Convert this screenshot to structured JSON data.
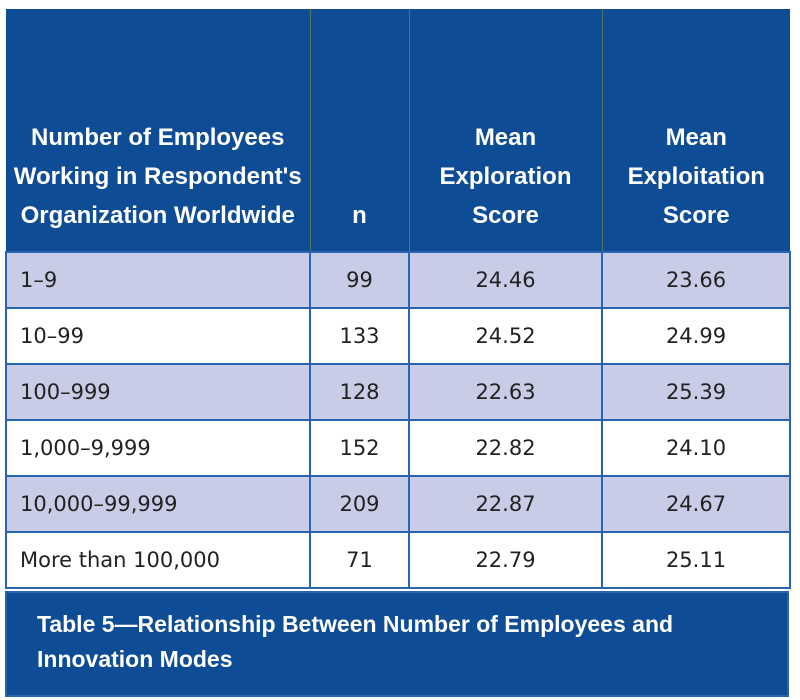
{
  "table": {
    "headers": [
      "Number of Employees Working in Respondent's Organization Worldwide",
      "n",
      "Mean Exploration Score",
      "Mean Exploitation Score"
    ],
    "rows": [
      {
        "size": "1–9",
        "n": "99",
        "exploration": "24.46",
        "exploitation": "23.66"
      },
      {
        "size": "10–99",
        "n": "133",
        "exploration": "24.52",
        "exploitation": "24.99"
      },
      {
        "size": "100–999",
        "n": "128",
        "exploration": "22.63",
        "exploitation": "25.39"
      },
      {
        "size": "1,000–9,999",
        "n": "152",
        "exploration": "22.82",
        "exploitation": "24.10"
      },
      {
        "size": "10,000–99,999",
        "n": "209",
        "exploration": "22.87",
        "exploitation": "24.67"
      },
      {
        "size": "More than 100,000",
        "n": "71",
        "exploration": "22.79",
        "exploitation": "25.11"
      }
    ]
  },
  "caption": "Table 5—Relationship Between Number of Employees and Innovation Modes",
  "colors": {
    "header_bg": "#0f4c96",
    "shaded_row": "#c8cce6",
    "border": "#2a63b2"
  }
}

· · · · · · ·

[Given exercise]
Do not include the images; transcribe the rest of the listing exactly.

[Written solution]
Convert this screenshot to structured JSON data.
{
  "table": {
    "headers": [
      "Number of Employees Working in Respondent's Organization Worldwide",
      "n",
      "Mean Exploration Score",
      "Mean Exploitation Score"
    ],
    "rows": [
      {
        "size": "1–9",
        "n": "99",
        "exploration": "24.46",
        "exploitation": "23.66"
      },
      {
        "size": "10–99",
        "n": "133",
        "exploration": "24.52",
        "exploitation": "24.99"
      },
      {
        "size": "100–999",
        "n": "128",
        "exploration": "22.63",
        "exploitation": "25.39"
      },
      {
        "size": "1,000–9,999",
        "n": "152",
        "exploration": "22.82",
        "exploitation": "24.10"
      },
      {
        "size": "10,000–99,999",
        "n": "209",
        "exploration": "22.87",
        "exploitation": "24.67"
      },
      {
        "size": "More than 100,000",
        "n": "71",
        "exploration": "22.79",
        "exploitation": "25.11"
      }
    ]
  },
  "caption": "Table 5—Relationship Between Number of Employees and Innovation Modes",
  "colors": {
    "header_bg": "#0f4c96",
    "shaded_row": "#c8cce6",
    "border": "#2a63b2"
  }
}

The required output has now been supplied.